EXERCISE DIRECTIONS: Here are some records. Copy each one exactly.

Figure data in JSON
——

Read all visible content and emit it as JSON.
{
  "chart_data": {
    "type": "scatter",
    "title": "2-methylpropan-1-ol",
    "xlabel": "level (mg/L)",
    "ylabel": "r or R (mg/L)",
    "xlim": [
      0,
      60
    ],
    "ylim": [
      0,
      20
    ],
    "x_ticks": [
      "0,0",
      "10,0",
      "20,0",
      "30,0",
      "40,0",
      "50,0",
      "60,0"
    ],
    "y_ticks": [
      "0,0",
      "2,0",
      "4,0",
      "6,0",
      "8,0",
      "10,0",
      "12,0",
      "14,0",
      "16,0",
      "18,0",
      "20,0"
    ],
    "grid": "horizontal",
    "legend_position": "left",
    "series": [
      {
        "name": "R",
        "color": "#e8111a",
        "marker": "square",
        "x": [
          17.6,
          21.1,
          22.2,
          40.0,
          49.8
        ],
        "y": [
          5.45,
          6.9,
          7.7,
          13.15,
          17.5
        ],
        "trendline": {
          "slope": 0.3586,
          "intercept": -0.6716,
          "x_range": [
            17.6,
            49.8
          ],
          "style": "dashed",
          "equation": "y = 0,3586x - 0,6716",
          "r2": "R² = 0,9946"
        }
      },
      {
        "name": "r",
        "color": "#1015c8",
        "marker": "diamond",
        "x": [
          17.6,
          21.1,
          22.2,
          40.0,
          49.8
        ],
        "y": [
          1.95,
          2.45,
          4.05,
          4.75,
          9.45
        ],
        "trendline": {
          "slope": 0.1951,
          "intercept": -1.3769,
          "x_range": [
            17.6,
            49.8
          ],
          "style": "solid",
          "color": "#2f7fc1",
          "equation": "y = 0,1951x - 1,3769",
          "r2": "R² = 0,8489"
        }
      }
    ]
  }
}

——

TASK RESPONSE:
Read all visible content and emit it as JSON.
{
  "chart_data": {
    "type": "scatter",
    "title": "2-methylpropan-1-ol",
    "xlabel": "level (mg/L)",
    "ylabel": "r or R (mg/L)",
    "xlim": [
      0,
      60
    ],
    "ylim": [
      0,
      20
    ],
    "x_ticks": [
      "0,0",
      "10,0",
      "20,0",
      "30,0",
      "40,0",
      "50,0",
      "60,0"
    ],
    "y_ticks": [
      "0,0",
      "2,0",
      "4,0",
      "6,0",
      "8,0",
      "10,0",
      "12,0",
      "14,0",
      "16,0",
      "18,0",
      "20,0"
    ],
    "grid": "horizontal",
    "legend_position": "left",
    "series": [
      {
        "name": "R",
        "color": "#e8111a",
        "marker": "square",
        "x": [
          17.6,
          21.1,
          22.2,
          40.0,
          49.8
        ],
        "y": [
          5.45,
          6.9,
          7.7,
          13.15,
          17.5
        ],
        "trendline": {
          "slope": 0.3586,
          "intercept": -0.6716,
          "x_range": [
            17.6,
            49.8
          ],
          "style": "dashed",
          "equation": "y = 0,3586x - 0,6716",
          "r2": "R² = 0,9946"
        }
      },
      {
        "name": "r",
        "color": "#1015c8",
        "marker": "diamond",
        "x": [
          17.6,
          21.1,
          22.2,
          40.0,
          49.8
        ],
        "y": [
          1.95,
          2.45,
          4.05,
          4.75,
          9.45
        ],
        "trendline": {
          "slope": 0.1951,
          "intercept": -1.3769,
          "x_range": [
            17.6,
            49.8
          ],
          "style": "solid",
          "color": "#2f7fc1",
          "equation": "y = 0,1951x - 1,3769",
          "r2": "R² = 0,8489"
        }
      }
    ]
  }
}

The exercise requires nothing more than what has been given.